AIM OF THE EXERCISE: Within the material below, find each line bearing the word "Output" and present it.

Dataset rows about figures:
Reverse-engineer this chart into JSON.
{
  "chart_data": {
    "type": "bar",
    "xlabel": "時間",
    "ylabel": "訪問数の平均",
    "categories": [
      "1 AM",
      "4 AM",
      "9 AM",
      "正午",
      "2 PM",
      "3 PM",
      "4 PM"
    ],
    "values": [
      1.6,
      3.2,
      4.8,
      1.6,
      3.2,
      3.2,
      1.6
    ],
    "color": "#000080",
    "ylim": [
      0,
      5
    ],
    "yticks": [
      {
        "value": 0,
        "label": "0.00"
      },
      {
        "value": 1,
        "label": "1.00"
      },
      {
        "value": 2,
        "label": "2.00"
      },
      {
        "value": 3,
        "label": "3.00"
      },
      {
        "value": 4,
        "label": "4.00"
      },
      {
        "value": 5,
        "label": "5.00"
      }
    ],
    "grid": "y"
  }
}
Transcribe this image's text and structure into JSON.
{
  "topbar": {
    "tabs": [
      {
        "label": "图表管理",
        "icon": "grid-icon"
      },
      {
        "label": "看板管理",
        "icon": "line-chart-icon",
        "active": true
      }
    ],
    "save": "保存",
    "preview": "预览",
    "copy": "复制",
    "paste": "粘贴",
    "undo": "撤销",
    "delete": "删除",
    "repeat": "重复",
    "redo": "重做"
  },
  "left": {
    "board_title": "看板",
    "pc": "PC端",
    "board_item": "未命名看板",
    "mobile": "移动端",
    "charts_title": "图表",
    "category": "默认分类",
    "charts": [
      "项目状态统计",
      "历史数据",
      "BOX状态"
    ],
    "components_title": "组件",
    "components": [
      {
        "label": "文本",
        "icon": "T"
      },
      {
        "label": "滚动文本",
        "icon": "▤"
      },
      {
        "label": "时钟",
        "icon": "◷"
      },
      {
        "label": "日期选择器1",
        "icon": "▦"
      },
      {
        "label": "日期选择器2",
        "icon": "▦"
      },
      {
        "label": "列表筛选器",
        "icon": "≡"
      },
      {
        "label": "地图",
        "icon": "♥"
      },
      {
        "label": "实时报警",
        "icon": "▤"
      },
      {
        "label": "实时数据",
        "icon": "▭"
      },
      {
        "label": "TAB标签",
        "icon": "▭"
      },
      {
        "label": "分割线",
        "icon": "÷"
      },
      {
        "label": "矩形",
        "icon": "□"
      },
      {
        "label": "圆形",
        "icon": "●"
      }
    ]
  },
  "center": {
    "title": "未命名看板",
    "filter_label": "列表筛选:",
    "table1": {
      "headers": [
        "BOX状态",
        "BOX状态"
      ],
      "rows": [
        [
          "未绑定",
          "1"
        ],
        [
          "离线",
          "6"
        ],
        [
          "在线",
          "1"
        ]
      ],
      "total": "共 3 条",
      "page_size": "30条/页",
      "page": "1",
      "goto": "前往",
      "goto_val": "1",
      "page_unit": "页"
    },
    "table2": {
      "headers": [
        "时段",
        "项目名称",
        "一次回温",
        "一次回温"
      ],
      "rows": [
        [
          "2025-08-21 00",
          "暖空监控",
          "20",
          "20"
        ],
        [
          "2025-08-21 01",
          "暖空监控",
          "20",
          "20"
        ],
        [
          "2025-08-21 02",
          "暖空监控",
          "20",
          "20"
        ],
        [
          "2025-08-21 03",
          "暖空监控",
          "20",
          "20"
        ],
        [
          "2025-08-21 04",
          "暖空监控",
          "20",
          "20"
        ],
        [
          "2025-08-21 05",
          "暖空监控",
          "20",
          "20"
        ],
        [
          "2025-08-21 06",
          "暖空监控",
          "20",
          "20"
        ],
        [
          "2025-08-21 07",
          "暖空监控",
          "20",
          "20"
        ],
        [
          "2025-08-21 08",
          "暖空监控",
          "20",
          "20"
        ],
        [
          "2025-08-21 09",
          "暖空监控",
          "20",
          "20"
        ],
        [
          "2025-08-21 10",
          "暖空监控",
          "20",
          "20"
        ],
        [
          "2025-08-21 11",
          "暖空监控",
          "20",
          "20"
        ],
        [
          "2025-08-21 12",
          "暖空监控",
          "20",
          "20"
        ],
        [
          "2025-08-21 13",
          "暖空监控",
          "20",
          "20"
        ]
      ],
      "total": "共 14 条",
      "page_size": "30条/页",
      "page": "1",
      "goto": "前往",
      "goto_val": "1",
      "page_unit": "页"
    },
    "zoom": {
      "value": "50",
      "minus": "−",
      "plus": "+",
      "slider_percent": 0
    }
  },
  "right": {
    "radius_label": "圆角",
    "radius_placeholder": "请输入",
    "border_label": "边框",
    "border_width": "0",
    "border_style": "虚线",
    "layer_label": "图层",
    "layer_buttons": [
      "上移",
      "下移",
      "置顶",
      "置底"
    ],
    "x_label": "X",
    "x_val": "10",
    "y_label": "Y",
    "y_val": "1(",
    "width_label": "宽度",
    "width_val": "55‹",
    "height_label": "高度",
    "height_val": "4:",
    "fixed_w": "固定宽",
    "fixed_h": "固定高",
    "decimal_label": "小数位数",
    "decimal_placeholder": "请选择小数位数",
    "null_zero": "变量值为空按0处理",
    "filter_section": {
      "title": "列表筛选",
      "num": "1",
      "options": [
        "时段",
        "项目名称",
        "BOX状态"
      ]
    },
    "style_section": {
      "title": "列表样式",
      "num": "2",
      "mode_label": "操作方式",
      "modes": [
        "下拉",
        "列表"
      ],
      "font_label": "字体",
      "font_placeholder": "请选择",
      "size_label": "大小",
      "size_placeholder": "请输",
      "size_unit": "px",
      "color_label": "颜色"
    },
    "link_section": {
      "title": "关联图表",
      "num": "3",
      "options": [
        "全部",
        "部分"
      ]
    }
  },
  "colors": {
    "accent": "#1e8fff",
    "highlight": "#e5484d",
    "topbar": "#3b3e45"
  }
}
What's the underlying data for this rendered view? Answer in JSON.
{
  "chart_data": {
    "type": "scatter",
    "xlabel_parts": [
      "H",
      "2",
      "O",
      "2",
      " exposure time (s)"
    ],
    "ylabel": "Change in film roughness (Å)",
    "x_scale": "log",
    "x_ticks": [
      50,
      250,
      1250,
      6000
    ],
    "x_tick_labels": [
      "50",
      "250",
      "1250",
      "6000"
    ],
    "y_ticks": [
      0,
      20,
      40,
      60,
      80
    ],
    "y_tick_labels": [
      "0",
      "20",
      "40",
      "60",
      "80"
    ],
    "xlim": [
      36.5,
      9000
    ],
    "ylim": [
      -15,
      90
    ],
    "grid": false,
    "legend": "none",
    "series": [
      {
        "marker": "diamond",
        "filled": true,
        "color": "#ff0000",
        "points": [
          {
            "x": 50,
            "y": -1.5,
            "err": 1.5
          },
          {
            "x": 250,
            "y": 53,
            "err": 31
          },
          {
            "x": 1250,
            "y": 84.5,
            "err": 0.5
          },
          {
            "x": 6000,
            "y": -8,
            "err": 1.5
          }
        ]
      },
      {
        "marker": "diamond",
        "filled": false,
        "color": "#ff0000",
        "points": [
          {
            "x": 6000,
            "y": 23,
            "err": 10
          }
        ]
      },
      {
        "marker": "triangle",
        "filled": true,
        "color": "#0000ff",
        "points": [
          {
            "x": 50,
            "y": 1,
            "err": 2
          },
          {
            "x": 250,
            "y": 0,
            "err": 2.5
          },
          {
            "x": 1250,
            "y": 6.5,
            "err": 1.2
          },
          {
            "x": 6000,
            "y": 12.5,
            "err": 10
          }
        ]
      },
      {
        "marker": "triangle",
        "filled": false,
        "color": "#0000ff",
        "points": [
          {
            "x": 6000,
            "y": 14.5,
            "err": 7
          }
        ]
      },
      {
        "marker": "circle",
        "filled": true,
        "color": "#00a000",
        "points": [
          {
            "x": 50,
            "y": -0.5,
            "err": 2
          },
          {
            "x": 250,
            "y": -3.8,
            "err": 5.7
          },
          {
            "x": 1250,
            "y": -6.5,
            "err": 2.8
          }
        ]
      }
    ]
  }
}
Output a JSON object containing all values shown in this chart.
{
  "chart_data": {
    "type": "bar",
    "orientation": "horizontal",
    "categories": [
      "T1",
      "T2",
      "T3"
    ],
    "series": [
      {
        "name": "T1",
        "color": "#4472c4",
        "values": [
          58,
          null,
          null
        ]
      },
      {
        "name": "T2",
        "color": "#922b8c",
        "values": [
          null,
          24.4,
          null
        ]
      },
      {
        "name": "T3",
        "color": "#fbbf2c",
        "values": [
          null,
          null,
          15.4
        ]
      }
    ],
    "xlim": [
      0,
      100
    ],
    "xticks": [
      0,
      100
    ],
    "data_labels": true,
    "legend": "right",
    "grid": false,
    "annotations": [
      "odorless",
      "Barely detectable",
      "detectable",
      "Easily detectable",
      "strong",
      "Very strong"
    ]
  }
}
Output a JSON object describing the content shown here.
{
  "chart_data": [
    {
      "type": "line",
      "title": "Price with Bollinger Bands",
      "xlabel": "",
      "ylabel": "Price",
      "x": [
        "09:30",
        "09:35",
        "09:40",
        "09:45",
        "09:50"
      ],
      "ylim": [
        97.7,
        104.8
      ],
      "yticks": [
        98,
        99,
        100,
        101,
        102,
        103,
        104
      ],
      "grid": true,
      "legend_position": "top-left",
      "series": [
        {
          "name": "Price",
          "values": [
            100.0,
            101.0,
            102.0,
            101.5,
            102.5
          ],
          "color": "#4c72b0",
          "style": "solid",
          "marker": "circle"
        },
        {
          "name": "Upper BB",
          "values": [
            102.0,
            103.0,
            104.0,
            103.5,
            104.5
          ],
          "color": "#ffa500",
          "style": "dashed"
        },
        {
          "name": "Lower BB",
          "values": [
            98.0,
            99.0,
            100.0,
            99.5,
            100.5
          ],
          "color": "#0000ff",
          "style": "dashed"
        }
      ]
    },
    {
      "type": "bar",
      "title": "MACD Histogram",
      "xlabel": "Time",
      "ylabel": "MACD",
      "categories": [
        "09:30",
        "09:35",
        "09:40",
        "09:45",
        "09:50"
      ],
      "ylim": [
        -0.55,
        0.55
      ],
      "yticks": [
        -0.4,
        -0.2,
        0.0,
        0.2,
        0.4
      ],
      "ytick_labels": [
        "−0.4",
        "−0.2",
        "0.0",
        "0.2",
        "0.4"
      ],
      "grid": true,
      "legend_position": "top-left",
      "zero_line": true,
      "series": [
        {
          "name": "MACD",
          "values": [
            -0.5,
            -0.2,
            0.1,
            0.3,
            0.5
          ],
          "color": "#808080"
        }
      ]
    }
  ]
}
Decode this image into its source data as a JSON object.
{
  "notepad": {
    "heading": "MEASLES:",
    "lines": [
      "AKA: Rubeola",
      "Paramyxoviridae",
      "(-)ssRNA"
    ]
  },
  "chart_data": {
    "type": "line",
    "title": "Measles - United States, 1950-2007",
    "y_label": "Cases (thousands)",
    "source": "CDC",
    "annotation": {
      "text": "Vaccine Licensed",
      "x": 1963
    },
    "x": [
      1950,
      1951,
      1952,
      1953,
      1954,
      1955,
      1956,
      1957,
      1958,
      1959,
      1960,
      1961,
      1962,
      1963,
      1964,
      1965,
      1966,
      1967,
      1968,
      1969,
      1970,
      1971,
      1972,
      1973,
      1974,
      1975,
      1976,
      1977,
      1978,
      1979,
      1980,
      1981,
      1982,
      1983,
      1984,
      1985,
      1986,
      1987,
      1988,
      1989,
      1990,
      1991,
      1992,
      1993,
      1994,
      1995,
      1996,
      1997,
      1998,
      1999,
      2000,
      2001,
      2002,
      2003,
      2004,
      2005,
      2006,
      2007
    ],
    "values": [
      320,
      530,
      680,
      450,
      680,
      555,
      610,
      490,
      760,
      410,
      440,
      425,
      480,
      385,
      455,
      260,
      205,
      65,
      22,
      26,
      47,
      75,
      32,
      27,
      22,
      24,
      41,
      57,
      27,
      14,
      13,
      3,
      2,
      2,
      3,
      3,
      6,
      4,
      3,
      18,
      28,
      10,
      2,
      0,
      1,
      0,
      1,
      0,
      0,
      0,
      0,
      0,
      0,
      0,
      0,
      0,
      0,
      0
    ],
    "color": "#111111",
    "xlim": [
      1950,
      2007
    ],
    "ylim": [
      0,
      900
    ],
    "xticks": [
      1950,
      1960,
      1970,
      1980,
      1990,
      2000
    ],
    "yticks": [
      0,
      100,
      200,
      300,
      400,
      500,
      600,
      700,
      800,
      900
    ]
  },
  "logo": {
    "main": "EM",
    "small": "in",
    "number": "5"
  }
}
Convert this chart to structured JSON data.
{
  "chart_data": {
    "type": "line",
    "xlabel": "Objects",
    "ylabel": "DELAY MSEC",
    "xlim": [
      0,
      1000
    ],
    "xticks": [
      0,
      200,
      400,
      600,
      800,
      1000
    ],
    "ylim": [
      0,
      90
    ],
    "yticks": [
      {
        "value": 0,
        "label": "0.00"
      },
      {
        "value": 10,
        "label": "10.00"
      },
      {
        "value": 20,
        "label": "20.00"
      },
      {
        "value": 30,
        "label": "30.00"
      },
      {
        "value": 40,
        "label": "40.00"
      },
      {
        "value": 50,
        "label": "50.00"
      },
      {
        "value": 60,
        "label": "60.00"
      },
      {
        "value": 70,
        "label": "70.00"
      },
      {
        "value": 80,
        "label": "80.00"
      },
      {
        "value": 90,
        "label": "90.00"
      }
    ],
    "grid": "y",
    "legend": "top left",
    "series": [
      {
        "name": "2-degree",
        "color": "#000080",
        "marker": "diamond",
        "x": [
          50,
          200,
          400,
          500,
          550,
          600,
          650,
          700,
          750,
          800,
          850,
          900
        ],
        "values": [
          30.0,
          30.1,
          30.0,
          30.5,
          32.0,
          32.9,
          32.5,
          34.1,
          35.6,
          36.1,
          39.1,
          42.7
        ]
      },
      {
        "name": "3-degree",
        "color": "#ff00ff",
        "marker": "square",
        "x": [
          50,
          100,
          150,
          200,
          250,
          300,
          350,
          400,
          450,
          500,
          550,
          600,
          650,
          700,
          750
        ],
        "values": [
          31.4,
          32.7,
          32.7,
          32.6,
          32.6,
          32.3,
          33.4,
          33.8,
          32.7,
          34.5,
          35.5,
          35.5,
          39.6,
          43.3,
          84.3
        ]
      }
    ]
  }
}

FULL SOLUTION:
Output a JSON object containing all values shown in this chart.
Output a JSON object describing the content shown here.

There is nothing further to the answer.